Trecho do texto:
---*---

Caso não seja alcançado o cumprimento da prestação por nenhuma dessas modalidades, o exequente-alimentado ainda terá o direito de requerer a penhora de bens/ativos financeiros pertencentes ao executado-alimentante, devendo a execução se processar sob o rito da coerção patrimonial daí por diante (art. 530).
Por se tratar de procedimento subsequente ao módulo de conhecimento, não será exigida a citação do devedor em nenhuma dessas modalidades executivas, bastando que ele seja intimado para tanto. Tal intimação, porém, deverá ser pessoal, conforme exigido pelo art. 528, caput, e não na pessoa de seu advogado, na forma permitida para as outras modalidades de execução (art. 513, § 2º). Uma vez intimado, ele terá o tríduo legal para praticar as mesmas condutas que já lhe eram asseguradas pelo sistema anterior: pagar o débito, provar que o fez ou justificar a impossibilidade de efetuá-lo (art. 528, caput), lembrando que apenas argumentos especificamente ligados à impossibilidade de pagamento poderão ser deduzidos nessa peça [11] e que somente a comprovação de fato que gere a impossibilidade absoluta de pagar justificará o inadimplemento (art. 528, § 2º).

---*---

Problema proposto: Transcreva sem alterações a parte do trecho sobre execução de alimentos que vai de "Caso não seja" até "diante (art. 530).", inclusive. As linhas que vêm a seguir são um material independente do texto.

---*---

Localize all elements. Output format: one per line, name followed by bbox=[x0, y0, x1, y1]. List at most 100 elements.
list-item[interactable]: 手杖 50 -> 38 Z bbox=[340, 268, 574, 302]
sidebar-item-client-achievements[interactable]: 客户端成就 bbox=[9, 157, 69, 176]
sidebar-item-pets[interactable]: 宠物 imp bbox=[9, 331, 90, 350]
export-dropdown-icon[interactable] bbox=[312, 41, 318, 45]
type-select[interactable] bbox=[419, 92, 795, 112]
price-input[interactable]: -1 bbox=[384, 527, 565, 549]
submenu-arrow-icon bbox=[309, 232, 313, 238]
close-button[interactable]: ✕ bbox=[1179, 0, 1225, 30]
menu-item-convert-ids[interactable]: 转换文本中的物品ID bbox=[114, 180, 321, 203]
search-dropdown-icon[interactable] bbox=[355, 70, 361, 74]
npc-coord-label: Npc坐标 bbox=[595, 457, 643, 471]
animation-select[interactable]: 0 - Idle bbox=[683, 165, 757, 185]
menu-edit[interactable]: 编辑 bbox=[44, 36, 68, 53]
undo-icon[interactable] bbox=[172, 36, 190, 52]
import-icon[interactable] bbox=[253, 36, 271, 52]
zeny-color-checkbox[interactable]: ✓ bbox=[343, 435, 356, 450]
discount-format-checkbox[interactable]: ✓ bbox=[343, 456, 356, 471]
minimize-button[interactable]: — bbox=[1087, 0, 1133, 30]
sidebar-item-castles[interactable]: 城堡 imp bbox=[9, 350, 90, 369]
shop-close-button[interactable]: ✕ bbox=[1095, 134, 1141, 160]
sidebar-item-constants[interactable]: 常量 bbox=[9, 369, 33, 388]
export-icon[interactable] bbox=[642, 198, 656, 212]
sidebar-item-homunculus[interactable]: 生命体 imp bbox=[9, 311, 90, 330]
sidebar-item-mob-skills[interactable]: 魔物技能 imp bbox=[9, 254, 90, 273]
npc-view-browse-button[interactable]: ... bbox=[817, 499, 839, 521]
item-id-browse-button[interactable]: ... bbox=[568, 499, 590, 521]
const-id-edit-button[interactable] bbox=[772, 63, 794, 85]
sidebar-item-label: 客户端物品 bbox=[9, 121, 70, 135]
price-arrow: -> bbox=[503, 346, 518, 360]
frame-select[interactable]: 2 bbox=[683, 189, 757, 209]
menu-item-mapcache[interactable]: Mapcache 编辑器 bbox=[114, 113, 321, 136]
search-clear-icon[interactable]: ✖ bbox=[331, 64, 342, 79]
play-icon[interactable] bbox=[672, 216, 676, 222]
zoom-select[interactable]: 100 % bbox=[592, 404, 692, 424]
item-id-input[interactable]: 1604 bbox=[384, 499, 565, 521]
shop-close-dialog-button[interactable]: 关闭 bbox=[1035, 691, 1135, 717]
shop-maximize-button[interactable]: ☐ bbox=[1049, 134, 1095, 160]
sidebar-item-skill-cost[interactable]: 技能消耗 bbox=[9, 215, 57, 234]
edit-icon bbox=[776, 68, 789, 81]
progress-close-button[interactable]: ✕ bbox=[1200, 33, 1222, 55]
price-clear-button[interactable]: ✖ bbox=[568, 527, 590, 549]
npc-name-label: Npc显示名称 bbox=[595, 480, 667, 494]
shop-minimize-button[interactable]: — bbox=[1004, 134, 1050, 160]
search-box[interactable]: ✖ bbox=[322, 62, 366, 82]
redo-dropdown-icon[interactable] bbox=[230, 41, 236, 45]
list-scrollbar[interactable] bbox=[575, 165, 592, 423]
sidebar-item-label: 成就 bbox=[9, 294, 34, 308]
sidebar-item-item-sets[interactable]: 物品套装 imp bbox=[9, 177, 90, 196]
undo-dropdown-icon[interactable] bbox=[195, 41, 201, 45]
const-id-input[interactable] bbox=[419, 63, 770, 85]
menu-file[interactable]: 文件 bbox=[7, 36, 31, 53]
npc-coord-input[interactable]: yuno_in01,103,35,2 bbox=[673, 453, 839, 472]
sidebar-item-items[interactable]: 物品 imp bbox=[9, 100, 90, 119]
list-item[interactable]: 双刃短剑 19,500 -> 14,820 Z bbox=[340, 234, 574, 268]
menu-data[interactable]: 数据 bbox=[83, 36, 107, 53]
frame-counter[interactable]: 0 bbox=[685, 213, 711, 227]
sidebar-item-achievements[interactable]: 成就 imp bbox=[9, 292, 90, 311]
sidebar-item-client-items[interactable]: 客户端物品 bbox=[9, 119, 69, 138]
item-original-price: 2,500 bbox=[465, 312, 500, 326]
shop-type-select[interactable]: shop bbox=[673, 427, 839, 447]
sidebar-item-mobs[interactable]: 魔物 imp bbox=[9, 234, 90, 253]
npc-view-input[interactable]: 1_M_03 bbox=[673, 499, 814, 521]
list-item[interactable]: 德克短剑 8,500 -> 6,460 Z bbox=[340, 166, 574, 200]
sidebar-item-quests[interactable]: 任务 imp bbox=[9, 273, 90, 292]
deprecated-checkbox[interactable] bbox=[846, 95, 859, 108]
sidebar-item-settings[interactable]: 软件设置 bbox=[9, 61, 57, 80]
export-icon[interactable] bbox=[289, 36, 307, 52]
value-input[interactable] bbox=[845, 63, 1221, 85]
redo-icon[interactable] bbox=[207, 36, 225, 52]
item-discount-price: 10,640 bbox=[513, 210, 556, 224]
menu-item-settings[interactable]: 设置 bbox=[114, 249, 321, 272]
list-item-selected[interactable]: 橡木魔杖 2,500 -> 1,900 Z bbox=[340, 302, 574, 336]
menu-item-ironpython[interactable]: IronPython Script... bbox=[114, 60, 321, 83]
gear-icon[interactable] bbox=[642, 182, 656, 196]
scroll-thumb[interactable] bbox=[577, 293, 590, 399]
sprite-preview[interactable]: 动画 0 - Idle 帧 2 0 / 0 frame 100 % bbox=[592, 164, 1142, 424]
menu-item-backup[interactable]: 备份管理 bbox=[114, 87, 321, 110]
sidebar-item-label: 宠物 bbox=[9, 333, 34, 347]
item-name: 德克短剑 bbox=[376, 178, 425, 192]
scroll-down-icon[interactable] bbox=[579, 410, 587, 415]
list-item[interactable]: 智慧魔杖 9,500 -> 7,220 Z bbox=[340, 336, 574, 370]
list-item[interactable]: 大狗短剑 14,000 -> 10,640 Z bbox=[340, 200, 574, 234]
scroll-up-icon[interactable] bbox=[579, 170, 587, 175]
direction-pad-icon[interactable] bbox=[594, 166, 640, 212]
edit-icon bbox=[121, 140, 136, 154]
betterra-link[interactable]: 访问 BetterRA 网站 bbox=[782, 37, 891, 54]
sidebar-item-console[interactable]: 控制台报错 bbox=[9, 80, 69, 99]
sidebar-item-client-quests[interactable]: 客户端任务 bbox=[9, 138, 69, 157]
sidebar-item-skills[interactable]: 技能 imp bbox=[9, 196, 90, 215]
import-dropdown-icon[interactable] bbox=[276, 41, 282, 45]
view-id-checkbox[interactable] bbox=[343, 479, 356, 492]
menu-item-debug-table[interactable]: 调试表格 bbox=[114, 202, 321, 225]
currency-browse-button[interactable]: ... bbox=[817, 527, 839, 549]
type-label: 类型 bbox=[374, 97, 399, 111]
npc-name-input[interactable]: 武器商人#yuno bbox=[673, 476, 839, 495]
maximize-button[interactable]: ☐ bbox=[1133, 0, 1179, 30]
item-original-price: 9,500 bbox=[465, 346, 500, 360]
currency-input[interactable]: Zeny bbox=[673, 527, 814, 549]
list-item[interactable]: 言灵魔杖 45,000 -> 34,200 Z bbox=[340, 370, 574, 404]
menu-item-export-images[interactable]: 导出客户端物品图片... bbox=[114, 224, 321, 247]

---*---

Resposta completa:
Caso não seja alcançado o cumprimento da prestação por nenhuma dessas modalidades, o exequente-alimentado ainda terá o direito de requerer a penhora de bens/ativos financeiros pertencentes ao executado-alimentante, devendo a execução se processar sob o rito da coerção patrimonial daí por diante (art. 530).